Dataset excerpts:

================================

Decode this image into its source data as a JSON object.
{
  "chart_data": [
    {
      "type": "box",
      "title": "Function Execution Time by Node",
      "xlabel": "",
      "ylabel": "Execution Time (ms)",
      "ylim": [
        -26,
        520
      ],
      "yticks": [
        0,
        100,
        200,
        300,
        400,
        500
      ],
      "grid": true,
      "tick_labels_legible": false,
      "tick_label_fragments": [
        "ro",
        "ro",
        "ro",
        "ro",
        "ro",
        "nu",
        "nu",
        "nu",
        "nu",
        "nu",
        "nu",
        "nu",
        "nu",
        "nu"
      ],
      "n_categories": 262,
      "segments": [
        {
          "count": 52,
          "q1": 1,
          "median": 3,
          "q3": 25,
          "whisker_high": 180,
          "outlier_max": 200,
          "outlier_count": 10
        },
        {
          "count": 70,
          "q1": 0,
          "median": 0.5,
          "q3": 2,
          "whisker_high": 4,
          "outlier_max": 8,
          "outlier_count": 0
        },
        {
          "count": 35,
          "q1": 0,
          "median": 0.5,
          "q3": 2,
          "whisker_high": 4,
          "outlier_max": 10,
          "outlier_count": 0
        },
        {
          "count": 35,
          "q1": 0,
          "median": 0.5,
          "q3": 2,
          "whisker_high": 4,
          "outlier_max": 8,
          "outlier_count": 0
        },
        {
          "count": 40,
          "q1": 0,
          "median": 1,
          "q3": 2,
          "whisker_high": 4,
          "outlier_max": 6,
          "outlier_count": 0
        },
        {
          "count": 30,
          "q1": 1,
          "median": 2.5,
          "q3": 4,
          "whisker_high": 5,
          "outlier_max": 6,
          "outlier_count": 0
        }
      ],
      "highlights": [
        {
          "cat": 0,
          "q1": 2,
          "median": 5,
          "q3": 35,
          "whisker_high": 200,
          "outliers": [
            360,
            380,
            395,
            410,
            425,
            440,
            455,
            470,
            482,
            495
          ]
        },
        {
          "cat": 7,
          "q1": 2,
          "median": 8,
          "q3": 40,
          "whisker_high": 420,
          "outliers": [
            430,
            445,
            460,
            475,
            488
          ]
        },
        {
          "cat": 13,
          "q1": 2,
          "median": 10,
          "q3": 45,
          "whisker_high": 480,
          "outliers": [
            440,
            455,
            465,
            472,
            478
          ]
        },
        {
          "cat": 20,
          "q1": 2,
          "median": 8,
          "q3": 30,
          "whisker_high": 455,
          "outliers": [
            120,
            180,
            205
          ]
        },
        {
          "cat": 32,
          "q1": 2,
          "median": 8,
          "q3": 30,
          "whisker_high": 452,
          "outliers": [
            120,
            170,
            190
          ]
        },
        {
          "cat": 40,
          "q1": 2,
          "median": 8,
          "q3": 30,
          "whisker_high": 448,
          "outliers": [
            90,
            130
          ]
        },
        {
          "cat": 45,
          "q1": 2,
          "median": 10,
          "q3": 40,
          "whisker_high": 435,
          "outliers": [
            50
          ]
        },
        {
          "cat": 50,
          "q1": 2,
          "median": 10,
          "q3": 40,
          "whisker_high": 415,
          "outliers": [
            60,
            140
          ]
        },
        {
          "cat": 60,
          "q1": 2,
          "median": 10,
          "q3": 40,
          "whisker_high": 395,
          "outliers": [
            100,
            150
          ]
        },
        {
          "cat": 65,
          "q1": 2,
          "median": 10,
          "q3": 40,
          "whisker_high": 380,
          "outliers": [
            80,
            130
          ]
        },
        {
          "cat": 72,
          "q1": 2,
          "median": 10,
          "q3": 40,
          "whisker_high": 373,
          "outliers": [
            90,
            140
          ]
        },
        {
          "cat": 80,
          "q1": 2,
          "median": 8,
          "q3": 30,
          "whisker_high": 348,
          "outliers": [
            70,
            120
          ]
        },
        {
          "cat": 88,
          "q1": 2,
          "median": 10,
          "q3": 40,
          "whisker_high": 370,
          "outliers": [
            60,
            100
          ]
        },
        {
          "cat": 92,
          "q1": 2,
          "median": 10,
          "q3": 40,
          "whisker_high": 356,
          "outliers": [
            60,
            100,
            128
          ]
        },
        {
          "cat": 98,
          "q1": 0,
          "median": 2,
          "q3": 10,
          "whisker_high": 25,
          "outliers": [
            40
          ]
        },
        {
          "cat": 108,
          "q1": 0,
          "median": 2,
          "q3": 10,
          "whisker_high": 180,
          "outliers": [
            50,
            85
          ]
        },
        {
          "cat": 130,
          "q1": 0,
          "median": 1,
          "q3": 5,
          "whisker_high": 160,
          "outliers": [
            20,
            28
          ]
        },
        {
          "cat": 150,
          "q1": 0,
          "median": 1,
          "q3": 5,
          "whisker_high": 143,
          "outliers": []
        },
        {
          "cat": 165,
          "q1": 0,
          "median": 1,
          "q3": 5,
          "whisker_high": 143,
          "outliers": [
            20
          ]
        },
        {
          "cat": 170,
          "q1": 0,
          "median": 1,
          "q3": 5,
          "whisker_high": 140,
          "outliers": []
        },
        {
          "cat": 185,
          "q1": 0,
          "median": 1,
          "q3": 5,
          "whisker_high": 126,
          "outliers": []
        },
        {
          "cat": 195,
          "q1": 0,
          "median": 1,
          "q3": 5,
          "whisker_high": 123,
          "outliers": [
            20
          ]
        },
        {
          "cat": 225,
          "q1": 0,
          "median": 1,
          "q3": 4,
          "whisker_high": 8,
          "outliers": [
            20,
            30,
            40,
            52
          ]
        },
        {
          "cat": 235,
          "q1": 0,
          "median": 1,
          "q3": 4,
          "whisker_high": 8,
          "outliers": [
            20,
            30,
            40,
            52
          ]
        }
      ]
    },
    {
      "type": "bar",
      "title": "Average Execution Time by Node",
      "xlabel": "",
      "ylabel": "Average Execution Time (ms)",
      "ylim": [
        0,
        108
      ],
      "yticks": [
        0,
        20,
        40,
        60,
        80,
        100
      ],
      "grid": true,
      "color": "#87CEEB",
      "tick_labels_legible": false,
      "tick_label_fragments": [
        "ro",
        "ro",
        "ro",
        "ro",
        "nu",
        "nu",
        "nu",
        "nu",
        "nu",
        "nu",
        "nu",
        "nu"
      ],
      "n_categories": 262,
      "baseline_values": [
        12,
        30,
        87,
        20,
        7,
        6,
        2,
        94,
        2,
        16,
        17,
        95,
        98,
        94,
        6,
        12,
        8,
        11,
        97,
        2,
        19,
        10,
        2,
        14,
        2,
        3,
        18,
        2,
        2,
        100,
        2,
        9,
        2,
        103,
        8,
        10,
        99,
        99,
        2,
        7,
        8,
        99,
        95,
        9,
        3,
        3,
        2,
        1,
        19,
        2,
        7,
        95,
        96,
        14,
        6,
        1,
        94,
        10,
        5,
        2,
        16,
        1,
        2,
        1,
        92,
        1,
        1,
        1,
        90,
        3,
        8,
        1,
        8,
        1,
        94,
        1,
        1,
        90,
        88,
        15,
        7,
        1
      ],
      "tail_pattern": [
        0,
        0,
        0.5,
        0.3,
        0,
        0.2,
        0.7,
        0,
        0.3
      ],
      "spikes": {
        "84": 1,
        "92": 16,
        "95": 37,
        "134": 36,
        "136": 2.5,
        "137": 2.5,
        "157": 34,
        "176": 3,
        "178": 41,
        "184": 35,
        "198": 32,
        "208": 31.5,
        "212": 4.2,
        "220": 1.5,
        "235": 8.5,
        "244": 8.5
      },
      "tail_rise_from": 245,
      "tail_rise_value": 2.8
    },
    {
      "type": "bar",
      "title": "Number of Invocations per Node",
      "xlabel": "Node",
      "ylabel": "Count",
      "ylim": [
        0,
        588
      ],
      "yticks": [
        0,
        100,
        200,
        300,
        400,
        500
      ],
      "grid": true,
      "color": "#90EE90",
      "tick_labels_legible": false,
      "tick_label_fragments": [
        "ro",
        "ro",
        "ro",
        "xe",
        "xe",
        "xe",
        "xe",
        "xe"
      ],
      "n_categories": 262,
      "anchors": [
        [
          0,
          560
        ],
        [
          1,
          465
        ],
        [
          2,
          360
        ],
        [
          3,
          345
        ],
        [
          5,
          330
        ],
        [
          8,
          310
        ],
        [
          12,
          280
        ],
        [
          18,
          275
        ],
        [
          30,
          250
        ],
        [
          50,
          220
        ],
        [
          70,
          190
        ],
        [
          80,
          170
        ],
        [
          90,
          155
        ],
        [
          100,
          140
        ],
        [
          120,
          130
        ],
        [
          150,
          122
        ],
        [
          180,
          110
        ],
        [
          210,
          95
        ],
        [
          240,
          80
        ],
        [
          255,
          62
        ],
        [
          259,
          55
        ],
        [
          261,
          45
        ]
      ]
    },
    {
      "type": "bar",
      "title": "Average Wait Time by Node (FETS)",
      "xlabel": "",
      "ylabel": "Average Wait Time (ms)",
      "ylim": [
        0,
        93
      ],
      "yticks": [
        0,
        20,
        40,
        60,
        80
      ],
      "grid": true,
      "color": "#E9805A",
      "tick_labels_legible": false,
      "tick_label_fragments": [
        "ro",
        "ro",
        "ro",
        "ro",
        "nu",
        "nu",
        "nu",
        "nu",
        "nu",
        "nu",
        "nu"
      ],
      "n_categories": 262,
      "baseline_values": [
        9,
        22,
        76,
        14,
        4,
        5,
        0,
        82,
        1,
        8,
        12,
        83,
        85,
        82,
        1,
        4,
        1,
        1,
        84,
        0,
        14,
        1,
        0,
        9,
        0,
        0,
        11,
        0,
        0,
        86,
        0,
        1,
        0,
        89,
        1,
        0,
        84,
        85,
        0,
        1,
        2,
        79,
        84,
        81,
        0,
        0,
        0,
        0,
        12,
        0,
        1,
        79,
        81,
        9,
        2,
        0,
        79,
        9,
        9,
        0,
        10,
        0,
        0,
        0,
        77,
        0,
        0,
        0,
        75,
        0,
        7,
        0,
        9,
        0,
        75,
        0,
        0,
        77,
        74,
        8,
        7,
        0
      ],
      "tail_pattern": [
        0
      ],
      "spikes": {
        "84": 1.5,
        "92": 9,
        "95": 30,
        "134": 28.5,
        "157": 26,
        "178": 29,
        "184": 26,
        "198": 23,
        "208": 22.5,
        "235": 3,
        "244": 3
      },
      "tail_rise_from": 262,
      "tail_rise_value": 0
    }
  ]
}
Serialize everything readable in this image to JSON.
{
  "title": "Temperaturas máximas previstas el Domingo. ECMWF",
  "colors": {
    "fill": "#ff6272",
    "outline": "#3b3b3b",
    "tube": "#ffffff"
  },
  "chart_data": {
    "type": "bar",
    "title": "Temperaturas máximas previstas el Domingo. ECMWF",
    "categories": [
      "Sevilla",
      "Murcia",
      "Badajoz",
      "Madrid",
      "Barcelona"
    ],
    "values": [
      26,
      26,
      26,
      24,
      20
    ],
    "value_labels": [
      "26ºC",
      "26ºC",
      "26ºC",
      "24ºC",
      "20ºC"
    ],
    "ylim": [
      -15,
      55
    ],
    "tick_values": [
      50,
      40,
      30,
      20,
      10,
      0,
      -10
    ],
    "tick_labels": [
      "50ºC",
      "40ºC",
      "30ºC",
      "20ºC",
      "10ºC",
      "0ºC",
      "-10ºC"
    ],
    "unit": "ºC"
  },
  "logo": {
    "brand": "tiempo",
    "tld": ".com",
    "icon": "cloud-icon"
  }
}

================================

Aim: Across the data, tally the lines containing "image" and give back the number alone.

Correct answer: 2